• Dataset records:

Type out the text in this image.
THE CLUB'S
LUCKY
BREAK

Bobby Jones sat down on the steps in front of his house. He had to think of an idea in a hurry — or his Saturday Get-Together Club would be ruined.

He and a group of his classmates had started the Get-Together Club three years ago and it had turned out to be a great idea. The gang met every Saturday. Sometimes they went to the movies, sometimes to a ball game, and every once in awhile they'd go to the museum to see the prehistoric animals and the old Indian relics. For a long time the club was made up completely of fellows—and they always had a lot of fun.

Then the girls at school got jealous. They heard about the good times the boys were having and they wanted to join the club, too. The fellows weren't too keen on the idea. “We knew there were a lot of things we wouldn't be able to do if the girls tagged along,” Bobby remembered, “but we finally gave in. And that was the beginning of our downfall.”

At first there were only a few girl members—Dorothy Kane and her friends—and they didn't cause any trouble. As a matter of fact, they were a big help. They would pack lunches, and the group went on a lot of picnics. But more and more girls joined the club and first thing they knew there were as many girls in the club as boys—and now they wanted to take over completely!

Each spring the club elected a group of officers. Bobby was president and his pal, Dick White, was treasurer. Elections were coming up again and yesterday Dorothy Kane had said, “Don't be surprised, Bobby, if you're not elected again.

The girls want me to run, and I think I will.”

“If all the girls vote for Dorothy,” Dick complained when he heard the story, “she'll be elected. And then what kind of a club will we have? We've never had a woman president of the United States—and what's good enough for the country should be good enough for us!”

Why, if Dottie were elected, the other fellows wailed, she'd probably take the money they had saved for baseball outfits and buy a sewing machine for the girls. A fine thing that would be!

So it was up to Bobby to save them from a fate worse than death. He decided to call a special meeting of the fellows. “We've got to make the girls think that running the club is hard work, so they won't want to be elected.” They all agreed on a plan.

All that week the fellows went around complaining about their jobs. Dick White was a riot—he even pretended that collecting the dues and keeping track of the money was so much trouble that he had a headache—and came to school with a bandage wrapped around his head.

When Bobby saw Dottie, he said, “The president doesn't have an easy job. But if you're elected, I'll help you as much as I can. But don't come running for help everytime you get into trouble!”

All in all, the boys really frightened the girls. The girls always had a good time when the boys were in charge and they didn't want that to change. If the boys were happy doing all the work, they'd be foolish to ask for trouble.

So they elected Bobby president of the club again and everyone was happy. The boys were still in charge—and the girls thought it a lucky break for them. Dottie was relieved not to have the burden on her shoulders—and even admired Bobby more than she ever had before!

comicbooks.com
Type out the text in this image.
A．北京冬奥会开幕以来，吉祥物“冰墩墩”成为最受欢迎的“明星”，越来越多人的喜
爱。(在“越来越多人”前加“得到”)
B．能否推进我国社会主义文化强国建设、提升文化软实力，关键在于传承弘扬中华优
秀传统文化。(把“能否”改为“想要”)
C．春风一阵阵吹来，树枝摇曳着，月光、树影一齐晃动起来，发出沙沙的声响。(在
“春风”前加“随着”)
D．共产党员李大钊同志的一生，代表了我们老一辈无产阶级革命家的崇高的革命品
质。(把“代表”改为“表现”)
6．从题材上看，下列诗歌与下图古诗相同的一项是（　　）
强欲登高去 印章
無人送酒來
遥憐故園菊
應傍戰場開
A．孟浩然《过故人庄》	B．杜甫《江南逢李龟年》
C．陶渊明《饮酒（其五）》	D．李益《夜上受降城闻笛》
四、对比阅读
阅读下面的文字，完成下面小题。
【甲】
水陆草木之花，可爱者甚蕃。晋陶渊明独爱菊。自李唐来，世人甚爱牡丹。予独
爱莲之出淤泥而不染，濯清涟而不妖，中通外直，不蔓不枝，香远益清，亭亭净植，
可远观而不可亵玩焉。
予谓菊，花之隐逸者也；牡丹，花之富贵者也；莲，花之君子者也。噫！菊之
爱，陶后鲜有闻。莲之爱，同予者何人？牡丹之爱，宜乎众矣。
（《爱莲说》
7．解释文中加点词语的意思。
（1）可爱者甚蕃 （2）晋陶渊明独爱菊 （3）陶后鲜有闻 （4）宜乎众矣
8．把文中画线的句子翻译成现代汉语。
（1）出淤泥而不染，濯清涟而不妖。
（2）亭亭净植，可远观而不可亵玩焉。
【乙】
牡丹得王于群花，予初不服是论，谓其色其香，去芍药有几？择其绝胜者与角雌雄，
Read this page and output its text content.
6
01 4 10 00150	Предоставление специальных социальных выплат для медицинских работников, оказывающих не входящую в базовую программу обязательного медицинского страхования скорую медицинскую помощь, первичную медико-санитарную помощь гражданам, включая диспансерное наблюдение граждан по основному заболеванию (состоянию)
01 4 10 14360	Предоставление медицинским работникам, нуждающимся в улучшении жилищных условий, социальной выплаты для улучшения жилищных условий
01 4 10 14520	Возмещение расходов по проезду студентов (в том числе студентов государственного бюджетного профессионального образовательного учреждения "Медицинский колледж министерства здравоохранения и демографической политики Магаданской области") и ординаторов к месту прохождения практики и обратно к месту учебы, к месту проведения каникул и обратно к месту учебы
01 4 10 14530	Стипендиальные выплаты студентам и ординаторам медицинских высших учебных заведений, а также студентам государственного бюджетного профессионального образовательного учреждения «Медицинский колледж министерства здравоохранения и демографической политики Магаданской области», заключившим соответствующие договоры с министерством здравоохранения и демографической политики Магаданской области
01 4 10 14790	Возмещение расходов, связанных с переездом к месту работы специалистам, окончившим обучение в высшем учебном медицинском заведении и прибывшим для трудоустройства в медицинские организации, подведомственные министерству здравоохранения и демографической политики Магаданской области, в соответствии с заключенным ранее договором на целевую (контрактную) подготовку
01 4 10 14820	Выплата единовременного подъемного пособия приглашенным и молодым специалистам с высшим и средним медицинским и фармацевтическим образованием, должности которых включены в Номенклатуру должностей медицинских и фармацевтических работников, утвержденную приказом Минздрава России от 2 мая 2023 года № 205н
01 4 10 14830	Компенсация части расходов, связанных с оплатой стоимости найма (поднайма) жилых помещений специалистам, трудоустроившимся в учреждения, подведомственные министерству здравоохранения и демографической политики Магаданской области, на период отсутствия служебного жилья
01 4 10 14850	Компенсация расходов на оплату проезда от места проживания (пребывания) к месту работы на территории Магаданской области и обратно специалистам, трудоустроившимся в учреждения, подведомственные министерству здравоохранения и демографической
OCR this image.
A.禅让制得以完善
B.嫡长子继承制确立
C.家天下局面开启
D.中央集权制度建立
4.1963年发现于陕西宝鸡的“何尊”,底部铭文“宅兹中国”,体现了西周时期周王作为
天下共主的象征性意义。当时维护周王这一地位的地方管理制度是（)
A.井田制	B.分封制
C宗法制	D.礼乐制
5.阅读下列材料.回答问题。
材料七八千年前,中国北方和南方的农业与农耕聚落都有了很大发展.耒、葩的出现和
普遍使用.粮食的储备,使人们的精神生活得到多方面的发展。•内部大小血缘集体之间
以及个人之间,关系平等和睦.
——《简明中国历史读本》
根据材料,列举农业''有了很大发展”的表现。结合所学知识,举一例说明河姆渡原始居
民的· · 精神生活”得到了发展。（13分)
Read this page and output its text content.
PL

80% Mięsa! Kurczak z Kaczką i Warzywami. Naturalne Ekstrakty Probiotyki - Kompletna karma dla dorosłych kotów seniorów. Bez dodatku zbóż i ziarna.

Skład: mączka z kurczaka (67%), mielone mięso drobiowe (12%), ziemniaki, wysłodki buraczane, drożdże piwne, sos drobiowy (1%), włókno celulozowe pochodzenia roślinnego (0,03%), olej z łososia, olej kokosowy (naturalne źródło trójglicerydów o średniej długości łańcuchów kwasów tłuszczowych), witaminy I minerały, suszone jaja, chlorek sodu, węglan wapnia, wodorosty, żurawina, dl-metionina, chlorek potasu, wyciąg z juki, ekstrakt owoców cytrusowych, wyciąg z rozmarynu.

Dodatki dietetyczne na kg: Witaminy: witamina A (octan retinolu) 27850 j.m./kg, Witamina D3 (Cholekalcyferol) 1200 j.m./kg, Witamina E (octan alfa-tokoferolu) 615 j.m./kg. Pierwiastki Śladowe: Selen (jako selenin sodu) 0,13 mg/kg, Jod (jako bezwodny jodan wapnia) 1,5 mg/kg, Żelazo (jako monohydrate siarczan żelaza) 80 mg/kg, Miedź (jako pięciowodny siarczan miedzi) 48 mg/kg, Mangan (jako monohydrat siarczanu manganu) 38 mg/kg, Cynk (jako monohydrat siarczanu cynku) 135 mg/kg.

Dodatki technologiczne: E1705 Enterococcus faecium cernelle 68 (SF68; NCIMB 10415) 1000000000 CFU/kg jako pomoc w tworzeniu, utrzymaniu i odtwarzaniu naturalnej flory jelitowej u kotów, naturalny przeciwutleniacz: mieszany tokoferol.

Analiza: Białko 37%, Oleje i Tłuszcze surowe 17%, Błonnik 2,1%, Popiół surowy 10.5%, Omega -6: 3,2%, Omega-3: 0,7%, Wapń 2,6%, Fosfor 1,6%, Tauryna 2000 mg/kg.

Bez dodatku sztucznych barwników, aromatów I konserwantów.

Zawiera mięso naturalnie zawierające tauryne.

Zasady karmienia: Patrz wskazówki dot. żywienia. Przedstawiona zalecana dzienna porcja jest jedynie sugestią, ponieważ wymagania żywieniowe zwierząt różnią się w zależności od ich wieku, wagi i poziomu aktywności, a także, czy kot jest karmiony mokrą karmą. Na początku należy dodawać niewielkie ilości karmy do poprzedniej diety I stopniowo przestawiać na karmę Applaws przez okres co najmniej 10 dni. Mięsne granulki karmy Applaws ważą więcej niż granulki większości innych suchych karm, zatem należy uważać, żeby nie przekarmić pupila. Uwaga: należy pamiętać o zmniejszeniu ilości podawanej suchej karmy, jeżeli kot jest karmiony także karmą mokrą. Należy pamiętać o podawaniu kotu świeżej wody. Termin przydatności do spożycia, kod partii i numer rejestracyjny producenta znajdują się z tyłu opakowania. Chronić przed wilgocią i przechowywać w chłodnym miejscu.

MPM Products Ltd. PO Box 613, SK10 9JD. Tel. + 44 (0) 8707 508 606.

• What to produce: Find every line in the records above that contains the word "陶后鲜有闻", and copy each one.

• Response:
爱，陶后鲜有闻。莲之爱，同予者何人？牡丹之爱，宜乎众矣。
（1）可爱者甚蕃 （2）晋陶渊明独爱菊 （3）陶后鲜有闻 （4）宜乎众矣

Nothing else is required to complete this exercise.